▶ _WHAT TO DO_:
The records that follow must be repeated verbatim, every one of them.

━━━ SUPPLIED RECORDS ━━━

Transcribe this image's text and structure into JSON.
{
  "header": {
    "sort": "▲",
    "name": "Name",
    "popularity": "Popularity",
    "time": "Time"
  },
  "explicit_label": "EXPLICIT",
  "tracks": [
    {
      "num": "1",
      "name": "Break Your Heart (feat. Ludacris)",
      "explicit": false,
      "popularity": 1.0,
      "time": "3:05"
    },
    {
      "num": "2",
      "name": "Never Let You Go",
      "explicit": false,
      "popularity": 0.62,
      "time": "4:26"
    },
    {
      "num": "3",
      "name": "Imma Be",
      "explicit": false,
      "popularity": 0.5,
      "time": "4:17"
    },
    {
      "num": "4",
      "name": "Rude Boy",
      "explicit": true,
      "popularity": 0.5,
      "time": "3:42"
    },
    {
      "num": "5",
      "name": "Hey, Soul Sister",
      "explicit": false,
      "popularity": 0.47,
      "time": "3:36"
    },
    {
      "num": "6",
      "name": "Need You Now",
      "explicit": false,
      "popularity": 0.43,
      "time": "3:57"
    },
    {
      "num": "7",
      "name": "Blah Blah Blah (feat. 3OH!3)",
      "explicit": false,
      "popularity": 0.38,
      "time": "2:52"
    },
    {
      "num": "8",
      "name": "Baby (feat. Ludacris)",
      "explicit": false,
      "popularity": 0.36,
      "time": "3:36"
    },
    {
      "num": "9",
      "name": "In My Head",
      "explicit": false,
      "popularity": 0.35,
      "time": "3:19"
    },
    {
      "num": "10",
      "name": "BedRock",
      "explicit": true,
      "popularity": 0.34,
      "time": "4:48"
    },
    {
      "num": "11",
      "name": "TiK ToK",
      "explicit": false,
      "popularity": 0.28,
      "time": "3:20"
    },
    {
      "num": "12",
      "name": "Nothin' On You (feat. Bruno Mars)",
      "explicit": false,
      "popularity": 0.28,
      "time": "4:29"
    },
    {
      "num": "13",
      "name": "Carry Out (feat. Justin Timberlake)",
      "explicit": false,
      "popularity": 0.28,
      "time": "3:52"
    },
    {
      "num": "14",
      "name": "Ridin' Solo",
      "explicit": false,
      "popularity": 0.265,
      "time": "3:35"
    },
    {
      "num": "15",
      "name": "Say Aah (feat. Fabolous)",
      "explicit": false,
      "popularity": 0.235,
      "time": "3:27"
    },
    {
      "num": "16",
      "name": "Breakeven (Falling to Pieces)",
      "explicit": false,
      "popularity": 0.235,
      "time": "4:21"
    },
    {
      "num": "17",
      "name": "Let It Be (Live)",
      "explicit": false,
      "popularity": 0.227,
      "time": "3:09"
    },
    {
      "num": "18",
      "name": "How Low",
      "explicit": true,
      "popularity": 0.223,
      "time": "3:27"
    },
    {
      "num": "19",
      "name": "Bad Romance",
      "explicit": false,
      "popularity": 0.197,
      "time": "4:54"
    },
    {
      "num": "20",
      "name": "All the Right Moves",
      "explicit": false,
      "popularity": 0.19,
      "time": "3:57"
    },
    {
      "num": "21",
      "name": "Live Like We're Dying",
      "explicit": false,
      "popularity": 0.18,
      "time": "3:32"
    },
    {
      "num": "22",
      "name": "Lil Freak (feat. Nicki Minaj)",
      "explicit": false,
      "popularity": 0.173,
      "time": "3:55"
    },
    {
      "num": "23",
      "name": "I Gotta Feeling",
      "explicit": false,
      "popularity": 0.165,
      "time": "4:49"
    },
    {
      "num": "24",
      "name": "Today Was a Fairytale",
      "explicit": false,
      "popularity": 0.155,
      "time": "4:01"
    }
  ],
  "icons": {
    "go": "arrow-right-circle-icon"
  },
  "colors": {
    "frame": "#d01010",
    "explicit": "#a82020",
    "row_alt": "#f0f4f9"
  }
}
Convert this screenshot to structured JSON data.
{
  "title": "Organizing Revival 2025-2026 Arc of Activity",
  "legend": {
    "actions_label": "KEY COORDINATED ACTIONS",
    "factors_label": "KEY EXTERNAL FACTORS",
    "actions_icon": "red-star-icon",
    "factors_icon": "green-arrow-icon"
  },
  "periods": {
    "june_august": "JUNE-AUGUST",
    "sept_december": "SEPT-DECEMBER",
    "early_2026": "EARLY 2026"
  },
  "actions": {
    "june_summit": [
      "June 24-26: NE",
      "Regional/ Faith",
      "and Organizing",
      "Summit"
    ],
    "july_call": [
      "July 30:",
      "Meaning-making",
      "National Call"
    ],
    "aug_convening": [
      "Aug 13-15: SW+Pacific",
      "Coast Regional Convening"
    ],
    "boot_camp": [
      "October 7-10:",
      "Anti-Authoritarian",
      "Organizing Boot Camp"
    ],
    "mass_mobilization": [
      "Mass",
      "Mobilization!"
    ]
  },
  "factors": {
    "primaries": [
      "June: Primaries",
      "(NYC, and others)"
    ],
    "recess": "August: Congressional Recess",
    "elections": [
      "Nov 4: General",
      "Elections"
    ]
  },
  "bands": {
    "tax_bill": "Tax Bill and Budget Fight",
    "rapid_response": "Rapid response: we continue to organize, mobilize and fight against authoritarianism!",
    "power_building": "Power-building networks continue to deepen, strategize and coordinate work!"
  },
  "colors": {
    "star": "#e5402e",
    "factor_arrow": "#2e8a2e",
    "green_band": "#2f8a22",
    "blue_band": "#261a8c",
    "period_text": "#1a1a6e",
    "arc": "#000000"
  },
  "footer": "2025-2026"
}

━━━

▶ _EXPECTED OUTPUT_:
Transcribe this image's text and structure into JSON.
{
  "header": {
    "sort": "▲",
    "name": "Name",
    "popularity": "Popularity",
    "time": "Time"
  },
  "explicit_label": "EXPLICIT",
  "tracks": [
    {
      "num": "1",
      "name": "Break Your Heart (feat. Ludacris)",
      "explicit": false,
      "popularity": 1.0,
      "time": "3:05"
    },
    {
      "num": "2",
      "name": "Never Let You Go",
      "explicit": false,
      "popularity": 0.62,
      "time": "4:26"
    },
    {
      "num": "3",
      "name": "Imma Be",
      "explicit": false,
      "popularity": 0.5,
      "time": "4:17"
    },
    {
      "num": "4",
      "name": "Rude Boy",
      "explicit": true,
      "popularity": 0.5,
      "time": "3:42"
    },
    {
      "num": "5",
      "name": "Hey, Soul Sister",
      "explicit": false,
      "popularity": 0.47,
      "time": "3:36"
    },
    {
      "num": "6",
      "name": "Need You Now",
      "explicit": false,
      "popularity": 0.43,
      "time": "3:57"
    },
    {
      "num": "7",
      "name": "Blah Blah Blah (feat. 3OH!3)",
      "explicit": false,
      "popularity": 0.38,
      "time": "2:52"
    },
    {
      "num": "8",
      "name": "Baby (feat. Ludacris)",
      "explicit": false,
      "popularity": 0.36,
      "time": "3:36"
    },
    {
      "num": "9",
      "name": "In My Head",
      "explicit": false,
      "popularity": 0.35,
      "time": "3:19"
    },
    {
      "num": "10",
      "name": "BedRock",
      "explicit": true,
      "popularity": 0.34,
      "time": "4:48"
    },
    {
      "num": "11",
      "name": "TiK ToK",
      "explicit": false,
      "popularity": 0.28,
      "time": "3:20"
    },
    {
      "num": "12",
      "name": "Nothin' On You (feat. Bruno Mars)",
      "explicit": false,
      "popularity": 0.28,
      "time": "4:29"
    },
    {
      "num": "13",
      "name": "Carry Out (feat. Justin Timberlake)",
      "explicit": false,
      "popularity": 0.28,
      "time": "3:52"
    },
    {
      "num": "14",
      "name": "Ridin' Solo",
      "explicit": false,
      "popularity": 0.265,
      "time": "3:35"
    },
    {
      "num": "15",
      "name": "Say Aah (feat. Fabolous)",
      "explicit": false,
      "popularity": 0.235,
      "time": "3:27"
    },
    {
      "num": "16",
      "name": "Breakeven (Falling to Pieces)",
      "explicit": false,
      "popularity": 0.235,
      "time": "4:21"
    },
    {
      "num": "17",
      "name": "Let It Be (Live)",
      "explicit": false,
      "popularity": 0.227,
      "time": "3:09"
    },
    {
      "num": "18",
      "name": "How Low",
      "explicit": true,
      "popularity": 0.223,
      "time": "3:27"
    },
    {
      "num": "19",
      "name": "Bad Romance",
      "explicit": false,
      "popularity": 0.197,
      "time": "4:54"
    },
    {
      "num": "20",
      "name": "All the Right Moves",
      "explicit": false,
      "popularity": 0.19,
      "time": "3:57"
    },
    {
      "num": "21",
      "name": "Live Like We're Dying",
      "explicit": false,
      "popularity": 0.18,
      "time": "3:32"
    },
    {
      "num": "22",
      "name": "Lil Freak (feat. Nicki Minaj)",
      "explicit": false,
      "popularity": 0.173,
      "time": "3:55"
    },
    {
      "num": "23",
      "name": "I Gotta Feeling",
      "explicit": false,
      "popularity": 0.165,
      "time": "4:49"
    },
    {
      "num": "24",
      "name": "Today Was a Fairytale",
      "explicit": false,
      "popularity": 0.155,
      "time": "4:01"
    }
  ],
  "icons": {
    "go": "arrow-right-circle-icon"
  },
  "colors": {
    "frame": "#d01010",
    "explicit": "#a82020",
    "row_alt": "#f0f4f9"
  }
}
Convert this screenshot to structured JSON data.
{
  "title": "Organizing Revival 2025-2026 Arc of Activity",
  "legend": {
    "actions_label": "KEY COORDINATED ACTIONS",
    "factors_label": "KEY EXTERNAL FACTORS",
    "actions_icon": "red-star-icon",
    "factors_icon": "green-arrow-icon"
  },
  "periods": {
    "june_august": "JUNE-AUGUST",
    "sept_december": "SEPT-DECEMBER",
    "early_2026": "EARLY 2026"
  },
  "actions": {
    "june_summit": [
      "June 24-26: NE",
      "Regional/ Faith",
      "and Organizing",
      "Summit"
    ],
    "july_call": [
      "July 30:",
      "Meaning-making",
      "National Call"
    ],
    "aug_convening": [
      "Aug 13-15: SW+Pacific",
      "Coast Regional Convening"
    ],
    "boot_camp": [
      "October 7-10:",
      "Anti-Authoritarian",
      "Organizing Boot Camp"
    ],
    "mass_mobilization": [
      "Mass",
      "Mobilization!"
    ]
  },
  "factors": {
    "primaries": [
      "June: Primaries",
      "(NYC, and others)"
    ],
    "recess": "August: Congressional Recess",
    "elections": [
      "Nov 4: General",
      "Elections"
    ]
  },
  "bands": {
    "tax_bill": "Tax Bill and Budget Fight",
    "rapid_response": "Rapid response: we continue to organize, mobilize and fight against authoritarianism!",
    "power_building": "Power-building networks continue to deepen, strategize and coordinate work!"
  },
  "colors": {
    "star": "#e5402e",
    "factor_arrow": "#2e8a2e",
    "green_band": "#2f8a22",
    "blue_band": "#261a8c",
    "period_text": "#1a1a6e",
    "arc": "#000000"
  },
  "footer": "2025-2026"
}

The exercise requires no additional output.